**WORK INSTRUCTIONS**: Reproduce the material in full, exactly as written.

**MATERIAL SUPPLIED**:
----------------------------------------
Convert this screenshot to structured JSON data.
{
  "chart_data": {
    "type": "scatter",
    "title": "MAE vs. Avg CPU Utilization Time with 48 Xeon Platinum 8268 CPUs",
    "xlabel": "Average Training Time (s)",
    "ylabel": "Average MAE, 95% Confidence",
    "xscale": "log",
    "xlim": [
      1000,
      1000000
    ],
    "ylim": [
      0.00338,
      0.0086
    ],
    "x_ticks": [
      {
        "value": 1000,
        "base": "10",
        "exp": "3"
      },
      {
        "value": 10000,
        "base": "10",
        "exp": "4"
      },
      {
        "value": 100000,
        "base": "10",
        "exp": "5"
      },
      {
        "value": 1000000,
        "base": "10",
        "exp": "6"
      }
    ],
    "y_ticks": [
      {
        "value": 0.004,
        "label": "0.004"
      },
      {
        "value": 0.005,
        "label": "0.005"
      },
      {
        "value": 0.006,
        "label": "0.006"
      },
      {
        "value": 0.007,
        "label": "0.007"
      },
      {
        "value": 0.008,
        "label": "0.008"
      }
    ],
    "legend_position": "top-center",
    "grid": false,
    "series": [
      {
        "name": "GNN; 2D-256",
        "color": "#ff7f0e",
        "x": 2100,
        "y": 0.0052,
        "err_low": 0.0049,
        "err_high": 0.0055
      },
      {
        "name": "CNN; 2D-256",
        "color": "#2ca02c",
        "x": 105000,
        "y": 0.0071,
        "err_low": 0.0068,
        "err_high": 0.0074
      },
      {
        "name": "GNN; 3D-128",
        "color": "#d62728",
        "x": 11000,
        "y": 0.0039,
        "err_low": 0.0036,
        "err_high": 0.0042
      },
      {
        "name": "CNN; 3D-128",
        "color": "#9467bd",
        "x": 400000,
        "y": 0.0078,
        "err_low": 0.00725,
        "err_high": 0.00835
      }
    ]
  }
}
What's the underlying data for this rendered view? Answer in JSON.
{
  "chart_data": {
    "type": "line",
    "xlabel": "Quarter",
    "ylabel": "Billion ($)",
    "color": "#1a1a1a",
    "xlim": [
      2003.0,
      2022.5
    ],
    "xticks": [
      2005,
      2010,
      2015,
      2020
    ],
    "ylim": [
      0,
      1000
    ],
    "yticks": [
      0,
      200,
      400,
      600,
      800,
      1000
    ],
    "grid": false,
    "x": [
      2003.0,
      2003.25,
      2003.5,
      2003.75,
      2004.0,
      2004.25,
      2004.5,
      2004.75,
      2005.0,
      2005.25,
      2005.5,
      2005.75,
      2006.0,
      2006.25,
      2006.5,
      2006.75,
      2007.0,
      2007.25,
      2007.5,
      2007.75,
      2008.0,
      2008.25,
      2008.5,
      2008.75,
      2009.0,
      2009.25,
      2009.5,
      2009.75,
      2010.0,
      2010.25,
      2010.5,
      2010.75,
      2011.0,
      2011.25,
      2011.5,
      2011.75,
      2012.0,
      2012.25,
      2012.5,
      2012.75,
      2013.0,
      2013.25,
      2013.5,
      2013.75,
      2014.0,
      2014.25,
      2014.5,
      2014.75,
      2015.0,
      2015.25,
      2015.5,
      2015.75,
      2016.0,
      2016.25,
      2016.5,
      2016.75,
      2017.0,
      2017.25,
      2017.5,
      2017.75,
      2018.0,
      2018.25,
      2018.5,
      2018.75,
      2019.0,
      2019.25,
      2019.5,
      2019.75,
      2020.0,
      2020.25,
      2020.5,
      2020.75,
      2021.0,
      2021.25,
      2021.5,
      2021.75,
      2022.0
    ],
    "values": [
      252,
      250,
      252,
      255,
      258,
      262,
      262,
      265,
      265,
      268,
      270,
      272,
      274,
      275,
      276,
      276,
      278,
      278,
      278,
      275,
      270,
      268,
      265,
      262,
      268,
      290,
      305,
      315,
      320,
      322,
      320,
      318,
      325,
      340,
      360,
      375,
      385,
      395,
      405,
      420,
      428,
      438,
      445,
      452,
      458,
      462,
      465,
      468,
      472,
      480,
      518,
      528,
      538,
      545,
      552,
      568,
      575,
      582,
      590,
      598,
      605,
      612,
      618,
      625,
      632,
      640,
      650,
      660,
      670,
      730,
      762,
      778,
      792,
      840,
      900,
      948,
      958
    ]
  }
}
----------------------------------------
**TASK RESPONSE**:
Convert this screenshot to structured JSON data.
{
  "chart_data": {
    "type": "scatter",
    "title": "MAE vs. Avg CPU Utilization Time with 48 Xeon Platinum 8268 CPUs",
    "xlabel": "Average Training Time (s)",
    "ylabel": "Average MAE, 95% Confidence",
    "xscale": "log",
    "xlim": [
      1000,
      1000000
    ],
    "ylim": [
      0.00338,
      0.0086
    ],
    "x_ticks": [
      {
        "value": 1000,
        "base": "10",
        "exp": "3"
      },
      {
        "value": 10000,
        "base": "10",
        "exp": "4"
      },
      {
        "value": 100000,
        "base": "10",
        "exp": "5"
      },
      {
        "value": 1000000,
        "base": "10",
        "exp": "6"
      }
    ],
    "y_ticks": [
      {
        "value": 0.004,
        "label": "0.004"
      },
      {
        "value": 0.005,
        "label": "0.005"
      },
      {
        "value": 0.006,
        "label": "0.006"
      },
      {
        "value": 0.007,
        "label": "0.007"
      },
      {
        "value": 0.008,
        "label": "0.008"
      }
    ],
    "legend_position": "top-center",
    "grid": false,
    "series": [
      {
        "name": "GNN; 2D-256",
        "color": "#ff7f0e",
        "x": 2100,
        "y": 0.0052,
        "err_low": 0.0049,
        "err_high": 0.0055
      },
      {
        "name": "CNN; 2D-256",
        "color": "#2ca02c",
        "x": 105000,
        "y": 0.0071,
        "err_low": 0.0068,
        "err_high": 0.0074
      },
      {
        "name": "GNN; 3D-128",
        "color": "#d62728",
        "x": 11000,
        "y": 0.0039,
        "err_low": 0.0036,
        "err_high": 0.0042
      },
      {
        "name": "CNN; 3D-128",
        "color": "#9467bd",
        "x": 400000,
        "y": 0.0078,
        "err_low": 0.00725,
        "err_high": 0.00835
      }
    ]
  }
}
What's the underlying data for this rendered view? Answer in JSON.
{
  "chart_data": {
    "type": "line",
    "xlabel": "Quarter",
    "ylabel": "Billion ($)",
    "color": "#1a1a1a",
    "xlim": [
      2003.0,
      2022.5
    ],
    "xticks": [
      2005,
      2010,
      2015,
      2020
    ],
    "ylim": [
      0,
      1000
    ],
    "yticks": [
      0,
      200,
      400,
      600,
      800,
      1000
    ],
    "grid": false,
    "x": [
      2003.0,
      2003.25,
      2003.5,
      2003.75,
      2004.0,
      2004.25,
      2004.5,
      2004.75,
      2005.0,
      2005.25,
      2005.5,
      2005.75,
      2006.0,
      2006.25,
      2006.5,
      2006.75,
      2007.0,
      2007.25,
      2007.5,
      2007.75,
      2008.0,
      2008.25,
      2008.5,
      2008.75,
      2009.0,
      2009.25,
      2009.5,
      2009.75,
      2010.0,
      2010.25,
      2010.5,
      2010.75,
      2011.0,
      2011.25,
      2011.5,
      2011.75,
      2012.0,
      2012.25,
      2012.5,
      2012.75,
      2013.0,
      2013.25,
      2013.5,
      2013.75,
      2014.0,
      2014.25,
      2014.5,
      2014.75,
      2015.0,
      2015.25,
      2015.5,
      2015.75,
      2016.0,
      2016.25,
      2016.5,
      2016.75,
      2017.0,
      2017.25,
      2017.5,
      2017.75,
      2018.0,
      2018.25,
      2018.5,
      2018.75,
      2019.0,
      2019.25,
      2019.5,
      2019.75,
      2020.0,
      2020.25,
      2020.5,
      2020.75,
      2021.0,
      2021.25,
      2021.5,
      2021.75,
      2022.0
    ],
    "values": [
      252,
      250,
      252,
      255,
      258,
      262,
      262,
      265,
      265,
      268,
      270,
      272,
      274,
      275,
      276,
      276,
      278,
      278,
      278,
      275,
      270,
      268,
      265,
      262,
      268,
      290,
      305,
      315,
      320,
      322,
      320,
      318,
      325,
      340,
      360,
      375,
      385,
      395,
      405,
      420,
      428,
      438,
      445,
      452,
      458,
      462,
      465,
      468,
      472,
      480,
      518,
      528,
      538,
      545,
      552,
      568,
      575,
      582,
      590,
      598,
      605,
      612,
      618,
      625,
      632,
      640,
      650,
      660,
      670,
      730,
      762,
      778,
      792,
      840,
      900,
      948,
      958
    ]
  }
}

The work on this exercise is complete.